> TASK TO CARRY OUT
Make an exact copy of each entry, leaving out every picture.

> INPUT ROWS
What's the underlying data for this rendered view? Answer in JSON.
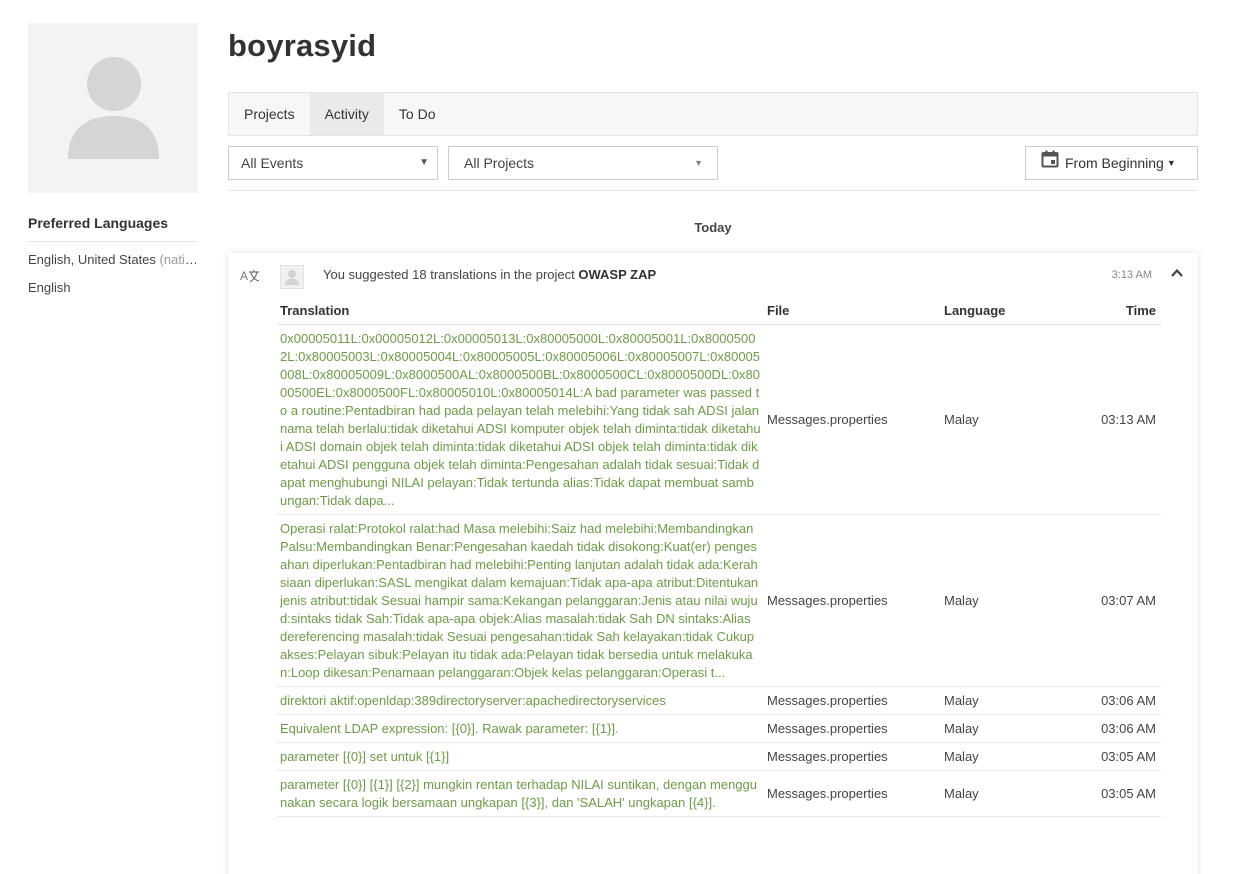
{
  "sidebar": {
    "preferred_title": "Preferred Languages",
    "languages": [
      {
        "name": "English, United States",
        "note": "(native)"
      },
      {
        "name": "English",
        "note": ""
      }
    ]
  },
  "profile": {
    "username": "boyrasyid"
  },
  "tabs": [
    {
      "label": "Projects",
      "active": false
    },
    {
      "label": "Activity",
      "active": true
    },
    {
      "label": "To Do",
      "active": false
    }
  ],
  "filters": {
    "events": "All Events",
    "projects": "All Projects",
    "date": "From Beginning"
  },
  "feed": {
    "day_label": "Today",
    "item": {
      "message_prefix": "You suggested 18 translations in the project",
      "project": "OWASP ZAP",
      "time": "3:13 AM"
    },
    "columns": {
      "translation": "Translation",
      "file": "File",
      "language": "Language",
      "time": "Time"
    },
    "rows": [
      {
        "translation": "0x00005011L:0x00005012L:0x00005013L:0x80005000L:0x80005001L:0x80005002L:0x80005003L:0x80005004L:0x80005005L:0x80005006L:0x80005007L:0x80005008L:0x80005009L:0x8000500AL:0x8000500BL:0x8000500CL:0x8000500DL:0x8000500EL:0x8000500FL:0x80005010L:0x80005014L:A bad parameter was passed to a routine:Pentadbiran had pada pelayan telah melebihi:Yang tidak sah ADSI jalan nama telah berlalu:tidak diketahui ADSI komputer objek telah diminta:tidak diketahui ADSI domain objek telah diminta:tidak diketahui ADSI objek telah diminta:tidak diketahui ADSI pengguna objek telah diminta:Pengesahan adalah tidak sesuai:Tidak dapat menghubungi NILAI pelayan:Tidak tertunda alias:Tidak dapat membuat sambungan:Tidak dapa...",
        "file": "Messages.properties",
        "language": "Malay",
        "time": "03:13 AM",
        "lines": 10
      },
      {
        "translation": "Operasi ralat:Protokol ralat:had Masa melebihi:Saiz had melebihi:Membandingkan Palsu:Membandingkan Benar:Pengesahan kaedah tidak disokong:Kuat(er) pengesahan diperlukan:Pentadbiran had melebihi:Penting lanjutan adalah tidak ada:Kerahsiaan diperlukan:SASL mengikat dalam kemajuan:Tidak apa-apa atribut:Ditentukan jenis atribut:tidak Sesuai hampir sama:Kekangan pelanggaran:Jenis atau nilai wujud:sintaks tidak Sah:Tidak apa-apa objek:Alias masalah:tidak Sah DN sintaks:Alias dereferencing masalah:tidak Sesuai pengesahan:tidak Sah kelayakan:tidak Cukup akses:Pelayan sibuk:Pelayan itu tidak ada:Pelayan tidak bersedia untuk melakukan:Loop dikesan:Penamaan pelanggaran:Objek kelas pelanggaran:Operasi t...",
        "file": "Messages.properties",
        "language": "Malay",
        "time": "03:07 AM",
        "lines": 11
      },
      {
        "translation": "direktori aktif:openldap:389directoryserver:apachedirectoryservices",
        "file": "Messages.properties",
        "language": "Malay",
        "time": "03:06 AM",
        "lines": 1
      },
      {
        "translation": "Equivalent LDAP expression: [{0}]. Rawak parameter: [{1}].",
        "file": "Messages.properties",
        "language": "Malay",
        "time": "03:06 AM",
        "lines": 1
      },
      {
        "translation": "parameter [{0}] set untuk [{1}]",
        "file": "Messages.properties",
        "language": "Malay",
        "time": "03:05 AM",
        "lines": 1
      },
      {
        "translation": "parameter [{0}] [{1}] [{2}] mungkin rentan terhadap NILAI suntikan, dengan menggunakan secara logik bersamaan ungkapan [{3}], dan 'SALAH' ungkapan [{4}].",
        "file": "Messages.properties",
        "language": "Malay",
        "time": "03:05 AM",
        "lines": 3
      }
    ]
  }
}
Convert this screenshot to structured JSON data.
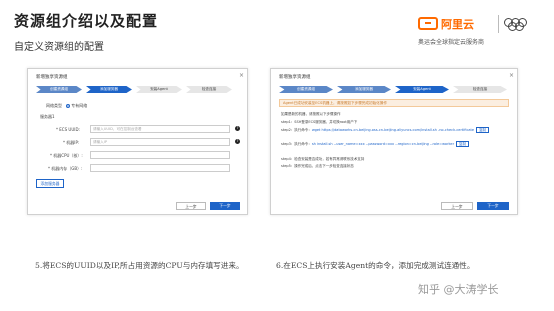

> WRITTEN RESPONSE
What's the underlying data for this rendered view? Answer in JSON.
{
  "sidebar": {
    "preferred_title": "Preferred Languages",
    "languages": [
      {
        "name": "English, United States",
        "note": "(native)"
      },
      {
        "name": "English",
        "note": ""
      }
    ]
  },
  "profile": {
    "username": "boyrasyid"
  },
  "tabs": [
    {
      "label": "Projects",
      "active": false
    },
    {
      "label": "Activity",
      "active": true
    },
    {
      "label": "To Do",
      "active": false
    }
  ],
  "filters": {
    "events": "All Events",
    "projects": "All Projects",
    "date": "From Beginning"
  },
  "feed": {
    "day_label": "Today",
    "item": {
      "message_prefix": "You suggested 18 translations in the project",
      "project": "OWASP ZAP",
      "time": "3:13 AM"
    },
    "columns": {
      "translation": "Translation",
      "file": "File",
      "language": "Language",
      "time": "Time"
    },
    "rows": [
      {
        "translation": "0x00005011L:0x00005012L:0x00005013L:0x80005000L:0x80005001L:0x80005002L:0x80005003L:0x80005004L:0x80005005L:0x80005006L:0x80005007L:0x80005008L:0x80005009L:0x8000500AL:0x8000500BL:0x8000500CL:0x8000500DL:0x8000500EL:0x8000500FL:0x80005010L:0x80005014L:A bad parameter was passed to a routine:Pentadbiran had pada pelayan telah melebihi:Yang tidak sah ADSI jalan nama telah berlalu:tidak diketahui ADSI komputer objek telah diminta:tidak diketahui ADSI domain objek telah diminta:tidak diketahui ADSI objek telah diminta:tidak diketahui ADSI pengguna objek telah diminta:Pengesahan adalah tidak sesuai:Tidak dapat menghubungi NILAI pelayan:Tidak tertunda alias:Tidak dapat membuat sambungan:Tidak dapa...",
        "file": "Messages.properties",
        "language": "Malay",
        "time": "03:13 AM",
        "lines": 10
      },
      {
        "translation": "Operasi ralat:Protokol ralat:had Masa melebihi:Saiz had melebihi:Membandingkan Palsu:Membandingkan Benar:Pengesahan kaedah tidak disokong:Kuat(er) pengesahan diperlukan:Pentadbiran had melebihi:Penting lanjutan adalah tidak ada:Kerahsiaan diperlukan:SASL mengikat dalam kemajuan:Tidak apa-apa atribut:Ditentukan jenis atribut:tidak Sesuai hampir sama:Kekangan pelanggaran:Jenis atau nilai wujud:sintaks tidak Sah:Tidak apa-apa objek:Alias masalah:tidak Sah DN sintaks:Alias dereferencing masalah:tidak Sesuai pengesahan:tidak Sah kelayakan:tidak Cukup akses:Pelayan sibuk:Pelayan itu tidak ada:Pelayan tidak bersedia untuk melakukan:Loop dikesan:Penamaan pelanggaran:Objek kelas pelanggaran:Operasi t...",
        "file": "Messages.properties",
        "language": "Malay",
        "time": "03:07 AM",
        "lines": 11
      },
      {
        "translation": "direktori aktif:openldap:389directoryserver:apachedirectoryservices",
        "file": "Messages.properties",
        "language": "Malay",
        "time": "03:06 AM",
        "lines": 1
      },
      {
        "translation": "Equivalent LDAP expression: [{0}]. Rawak parameter: [{1}].",
        "file": "Messages.properties",
        "language": "Malay",
        "time": "03:06 AM",
        "lines": 1
      },
      {
        "translation": "parameter [{0}] set untuk [{1}]",
        "file": "Messages.properties",
        "language": "Malay",
        "time": "03:05 AM",
        "lines": 1
      },
      {
        "translation": "parameter [{0}] [{1}] [{2}] mungkin rentan terhadap NILAI suntikan, dengan menggunakan secara logik bersamaan ungkapan [{3}], dan 'SALAH' ungkapan [{4}].",
        "file": "Messages.properties",
        "language": "Malay",
        "time": "03:05 AM",
        "lines": 3
      }
    ]
  }
}
Convert this screenshot to structured JSON data.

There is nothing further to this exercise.